Prompt: Your copy of the material below should match it exactly, except that it holds no pictures.

[begin Provided records]

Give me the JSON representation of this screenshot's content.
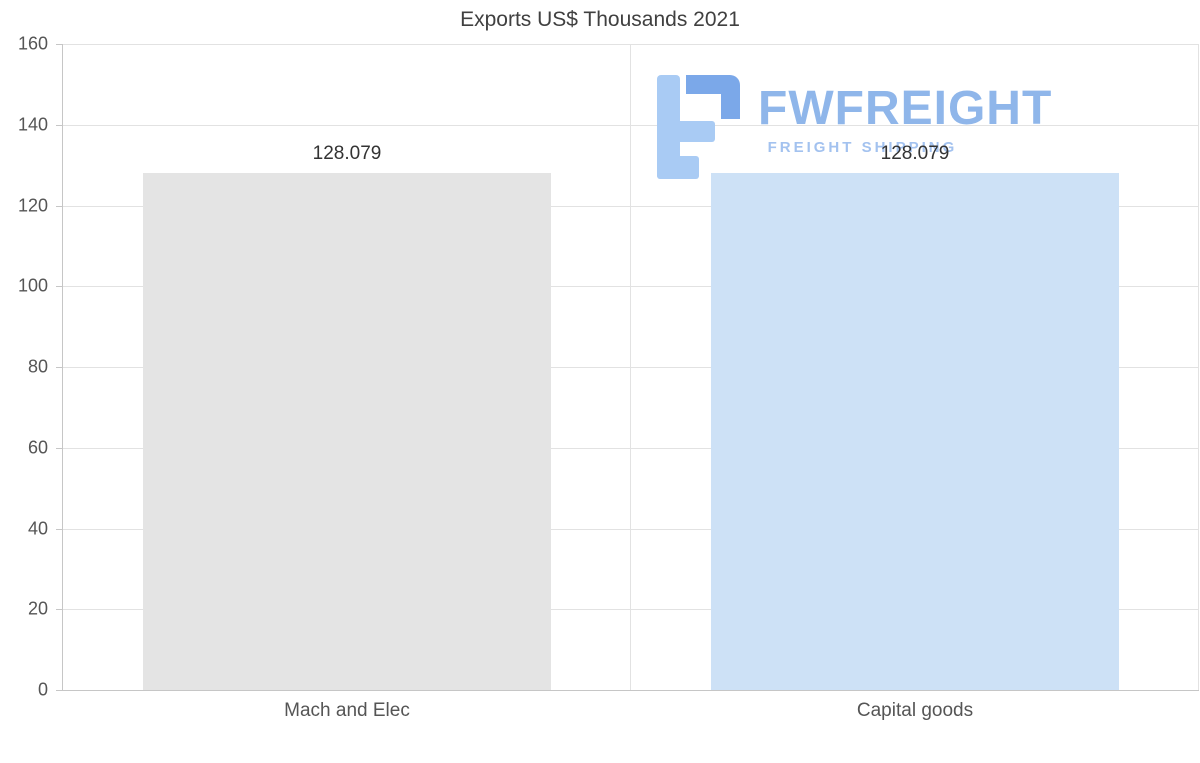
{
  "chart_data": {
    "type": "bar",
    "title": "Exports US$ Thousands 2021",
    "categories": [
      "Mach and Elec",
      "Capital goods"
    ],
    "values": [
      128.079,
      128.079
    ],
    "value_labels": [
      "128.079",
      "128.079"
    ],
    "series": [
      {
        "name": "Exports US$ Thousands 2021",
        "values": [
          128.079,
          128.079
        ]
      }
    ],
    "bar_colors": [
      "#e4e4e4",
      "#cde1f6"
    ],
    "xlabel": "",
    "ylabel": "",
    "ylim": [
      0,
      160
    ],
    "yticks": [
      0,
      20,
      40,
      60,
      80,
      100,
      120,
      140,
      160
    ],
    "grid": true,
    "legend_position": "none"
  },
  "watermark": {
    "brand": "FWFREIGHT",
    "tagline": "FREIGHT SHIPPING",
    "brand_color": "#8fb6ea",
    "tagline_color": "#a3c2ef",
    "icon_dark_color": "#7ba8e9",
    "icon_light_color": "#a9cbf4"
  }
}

[end Provided records]

Solution for this exercise:
Give me the JSON representation of this screenshot's content.
{
  "chart_data": {
    "type": "bar",
    "title": "Exports US$ Thousands 2021",
    "categories": [
      "Mach and Elec",
      "Capital goods"
    ],
    "values": [
      128.079,
      128.079
    ],
    "value_labels": [
      "128.079",
      "128.079"
    ],
    "series": [
      {
        "name": "Exports US$ Thousands 2021",
        "values": [
          128.079,
          128.079
        ]
      }
    ],
    "bar_colors": [
      "#e4e4e4",
      "#cde1f6"
    ],
    "xlabel": "",
    "ylabel": "",
    "ylim": [
      0,
      160
    ],
    "yticks": [
      0,
      20,
      40,
      60,
      80,
      100,
      120,
      140,
      160
    ],
    "grid": true,
    "legend_position": "none"
  },
  "watermark": {
    "brand": "FWFREIGHT",
    "tagline": "FREIGHT SHIPPING",
    "brand_color": "#8fb6ea",
    "tagline_color": "#a3c2ef",
    "icon_dark_color": "#7ba8e9",
    "icon_light_color": "#a9cbf4"
  }
}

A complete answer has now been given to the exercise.